# What you have to do
Update the records from the beginning through the line that contains "- pin-number: 87: [861, 99, 870, 108]", changing each "component-label" to "part-label" and leaving everything else as it is. Give back only those lines.

##### Dataset records

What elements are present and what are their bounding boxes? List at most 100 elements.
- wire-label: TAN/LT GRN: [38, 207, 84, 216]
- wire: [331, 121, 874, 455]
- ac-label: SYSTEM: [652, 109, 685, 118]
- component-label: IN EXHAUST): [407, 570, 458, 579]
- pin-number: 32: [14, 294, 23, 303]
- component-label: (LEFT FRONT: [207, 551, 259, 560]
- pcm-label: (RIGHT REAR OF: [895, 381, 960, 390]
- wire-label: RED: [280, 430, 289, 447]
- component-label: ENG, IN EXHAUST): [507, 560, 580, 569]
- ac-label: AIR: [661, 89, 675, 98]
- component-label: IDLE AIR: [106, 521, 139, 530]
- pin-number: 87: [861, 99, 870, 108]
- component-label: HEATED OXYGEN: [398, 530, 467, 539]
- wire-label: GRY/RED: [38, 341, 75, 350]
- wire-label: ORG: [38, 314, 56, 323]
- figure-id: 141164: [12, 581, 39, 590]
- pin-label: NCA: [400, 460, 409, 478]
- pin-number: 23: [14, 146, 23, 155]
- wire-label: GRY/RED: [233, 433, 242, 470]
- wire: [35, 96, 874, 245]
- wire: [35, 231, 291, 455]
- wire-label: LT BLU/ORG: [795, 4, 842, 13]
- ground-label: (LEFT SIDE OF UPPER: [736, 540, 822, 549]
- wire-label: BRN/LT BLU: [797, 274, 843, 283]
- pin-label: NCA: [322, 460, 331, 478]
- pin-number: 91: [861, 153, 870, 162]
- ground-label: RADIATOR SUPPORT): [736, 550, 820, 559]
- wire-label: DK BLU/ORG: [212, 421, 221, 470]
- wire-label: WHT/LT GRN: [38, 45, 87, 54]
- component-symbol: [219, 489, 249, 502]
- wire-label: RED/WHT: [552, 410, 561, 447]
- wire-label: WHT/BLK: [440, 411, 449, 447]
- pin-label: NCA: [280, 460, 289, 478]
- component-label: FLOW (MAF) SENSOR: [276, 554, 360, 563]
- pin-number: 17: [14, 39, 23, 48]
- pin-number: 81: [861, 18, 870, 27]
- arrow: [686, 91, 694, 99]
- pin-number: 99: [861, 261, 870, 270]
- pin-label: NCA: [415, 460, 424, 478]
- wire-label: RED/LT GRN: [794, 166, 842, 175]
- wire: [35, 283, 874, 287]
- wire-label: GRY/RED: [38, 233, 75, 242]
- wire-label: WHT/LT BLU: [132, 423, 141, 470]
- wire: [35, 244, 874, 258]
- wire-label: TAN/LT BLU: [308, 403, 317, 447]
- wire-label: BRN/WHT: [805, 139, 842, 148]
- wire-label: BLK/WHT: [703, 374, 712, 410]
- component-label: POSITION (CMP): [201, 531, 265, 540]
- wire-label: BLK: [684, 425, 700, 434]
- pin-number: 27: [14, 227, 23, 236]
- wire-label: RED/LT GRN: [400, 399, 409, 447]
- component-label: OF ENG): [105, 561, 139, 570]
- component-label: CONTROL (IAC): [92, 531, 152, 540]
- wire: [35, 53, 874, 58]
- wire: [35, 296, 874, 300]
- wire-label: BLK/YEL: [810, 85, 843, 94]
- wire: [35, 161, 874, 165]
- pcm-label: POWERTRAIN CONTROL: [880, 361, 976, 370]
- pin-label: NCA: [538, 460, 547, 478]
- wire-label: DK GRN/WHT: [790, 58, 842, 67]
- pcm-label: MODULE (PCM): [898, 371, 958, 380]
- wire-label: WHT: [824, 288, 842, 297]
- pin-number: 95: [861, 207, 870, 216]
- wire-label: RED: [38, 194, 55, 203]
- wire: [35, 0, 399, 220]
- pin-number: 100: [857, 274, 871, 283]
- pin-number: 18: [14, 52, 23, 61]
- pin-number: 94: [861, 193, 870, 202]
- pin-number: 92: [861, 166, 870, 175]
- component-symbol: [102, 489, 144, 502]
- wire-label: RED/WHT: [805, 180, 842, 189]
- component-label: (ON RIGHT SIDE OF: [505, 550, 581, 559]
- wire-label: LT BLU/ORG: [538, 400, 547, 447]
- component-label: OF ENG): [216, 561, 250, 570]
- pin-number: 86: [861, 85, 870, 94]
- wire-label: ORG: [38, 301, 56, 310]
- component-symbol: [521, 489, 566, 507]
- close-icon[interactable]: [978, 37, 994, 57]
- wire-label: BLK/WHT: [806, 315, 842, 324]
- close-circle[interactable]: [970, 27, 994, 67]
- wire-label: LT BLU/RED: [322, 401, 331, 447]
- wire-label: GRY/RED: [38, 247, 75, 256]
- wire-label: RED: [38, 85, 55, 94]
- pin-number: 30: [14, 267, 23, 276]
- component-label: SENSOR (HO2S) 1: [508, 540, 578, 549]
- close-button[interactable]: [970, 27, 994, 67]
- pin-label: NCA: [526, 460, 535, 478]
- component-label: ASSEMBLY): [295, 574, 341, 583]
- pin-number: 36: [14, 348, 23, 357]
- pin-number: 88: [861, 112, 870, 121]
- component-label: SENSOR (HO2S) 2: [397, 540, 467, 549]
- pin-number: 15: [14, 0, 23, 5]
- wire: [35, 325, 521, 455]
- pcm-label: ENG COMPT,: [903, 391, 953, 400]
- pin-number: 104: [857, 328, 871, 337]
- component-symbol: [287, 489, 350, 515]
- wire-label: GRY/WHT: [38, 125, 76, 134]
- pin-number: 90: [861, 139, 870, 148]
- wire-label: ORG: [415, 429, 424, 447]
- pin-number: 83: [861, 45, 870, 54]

##########

# Result for this exercise
What elements are present and what are their bounding boxes? List at most 100 elements.
- wire-label: TAN/LT GRN: [38, 207, 84, 216]
- wire: [331, 121, 874, 455]
- ac-label: SYSTEM: [652, 109, 685, 118]
- part-label: IN EXHAUST): [407, 570, 458, 579]
- pin-number: 32: [14, 294, 23, 303]
- part-label: (LEFT FRONT: [207, 551, 259, 560]
- pcm-label: (RIGHT REAR OF: [895, 381, 960, 390]
- wire-label: RED: [280, 430, 289, 447]
- part-label: ENG, IN EXHAUST): [507, 560, 580, 569]
- ac-label: AIR: [661, 89, 675, 98]
- part-label: IDLE AIR: [106, 521, 139, 530]
- pin-number: 87: [861, 99, 870, 108]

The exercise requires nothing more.